> _Source material_:
=-=-=-=-=

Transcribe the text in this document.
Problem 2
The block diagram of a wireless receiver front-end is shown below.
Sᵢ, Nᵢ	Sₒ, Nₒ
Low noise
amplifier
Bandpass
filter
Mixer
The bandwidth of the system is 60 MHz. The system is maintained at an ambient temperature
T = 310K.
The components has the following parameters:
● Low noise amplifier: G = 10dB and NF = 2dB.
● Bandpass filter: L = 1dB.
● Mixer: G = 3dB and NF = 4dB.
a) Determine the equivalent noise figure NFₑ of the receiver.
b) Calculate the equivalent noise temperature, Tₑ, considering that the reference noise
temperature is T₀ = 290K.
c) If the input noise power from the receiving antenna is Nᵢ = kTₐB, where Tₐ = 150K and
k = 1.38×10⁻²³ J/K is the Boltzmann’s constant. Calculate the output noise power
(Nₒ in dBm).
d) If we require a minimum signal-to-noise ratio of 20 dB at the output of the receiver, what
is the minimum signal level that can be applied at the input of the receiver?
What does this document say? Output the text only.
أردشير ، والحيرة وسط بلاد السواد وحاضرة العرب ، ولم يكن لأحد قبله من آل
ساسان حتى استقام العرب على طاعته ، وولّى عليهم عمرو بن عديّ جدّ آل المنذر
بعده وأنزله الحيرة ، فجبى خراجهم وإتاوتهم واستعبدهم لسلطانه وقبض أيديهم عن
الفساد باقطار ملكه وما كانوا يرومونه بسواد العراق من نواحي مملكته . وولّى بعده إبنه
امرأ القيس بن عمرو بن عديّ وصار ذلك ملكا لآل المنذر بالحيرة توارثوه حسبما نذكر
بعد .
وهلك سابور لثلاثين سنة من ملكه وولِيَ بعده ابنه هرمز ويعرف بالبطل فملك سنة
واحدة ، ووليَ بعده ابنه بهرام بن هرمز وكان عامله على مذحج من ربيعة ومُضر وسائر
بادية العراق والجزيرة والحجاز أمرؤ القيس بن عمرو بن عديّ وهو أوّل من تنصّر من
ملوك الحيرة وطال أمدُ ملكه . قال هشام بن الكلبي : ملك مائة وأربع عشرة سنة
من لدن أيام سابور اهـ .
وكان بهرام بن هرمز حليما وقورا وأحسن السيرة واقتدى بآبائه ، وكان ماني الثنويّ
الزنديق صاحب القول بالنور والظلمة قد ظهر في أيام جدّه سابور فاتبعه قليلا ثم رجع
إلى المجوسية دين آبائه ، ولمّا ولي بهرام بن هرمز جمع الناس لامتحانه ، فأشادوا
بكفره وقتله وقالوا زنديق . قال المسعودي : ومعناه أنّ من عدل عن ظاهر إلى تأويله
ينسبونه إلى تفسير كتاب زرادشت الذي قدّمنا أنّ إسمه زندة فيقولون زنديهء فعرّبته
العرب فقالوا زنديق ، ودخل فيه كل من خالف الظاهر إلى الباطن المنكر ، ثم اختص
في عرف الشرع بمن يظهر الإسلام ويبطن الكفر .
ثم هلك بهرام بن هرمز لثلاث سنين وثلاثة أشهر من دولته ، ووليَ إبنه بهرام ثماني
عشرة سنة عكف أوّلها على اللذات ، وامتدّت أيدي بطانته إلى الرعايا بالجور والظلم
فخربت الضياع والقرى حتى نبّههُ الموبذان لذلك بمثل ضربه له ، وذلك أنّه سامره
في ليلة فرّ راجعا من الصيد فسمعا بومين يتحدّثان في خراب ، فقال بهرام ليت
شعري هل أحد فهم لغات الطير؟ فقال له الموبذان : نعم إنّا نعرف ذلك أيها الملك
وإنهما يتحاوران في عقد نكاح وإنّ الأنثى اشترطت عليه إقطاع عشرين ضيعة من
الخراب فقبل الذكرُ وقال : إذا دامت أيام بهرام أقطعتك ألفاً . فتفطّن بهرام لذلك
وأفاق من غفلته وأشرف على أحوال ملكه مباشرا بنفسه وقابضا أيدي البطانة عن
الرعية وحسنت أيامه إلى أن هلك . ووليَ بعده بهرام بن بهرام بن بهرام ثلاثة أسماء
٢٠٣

=-=-=-=-=

> _Short task_: Select every line of the material above holding the word "وكان" and copy it.

> _Solution below_:
واحدة ، ووليَ بعده ابنه بهرام بن هرمز وكان عامله على مذحج من ربيعة ومُضر وسائر
وكان بهرام بن هرمز حليما وقورا وأحسن السيرة واقتدى بآبائه ، وكان ماني الثنويّ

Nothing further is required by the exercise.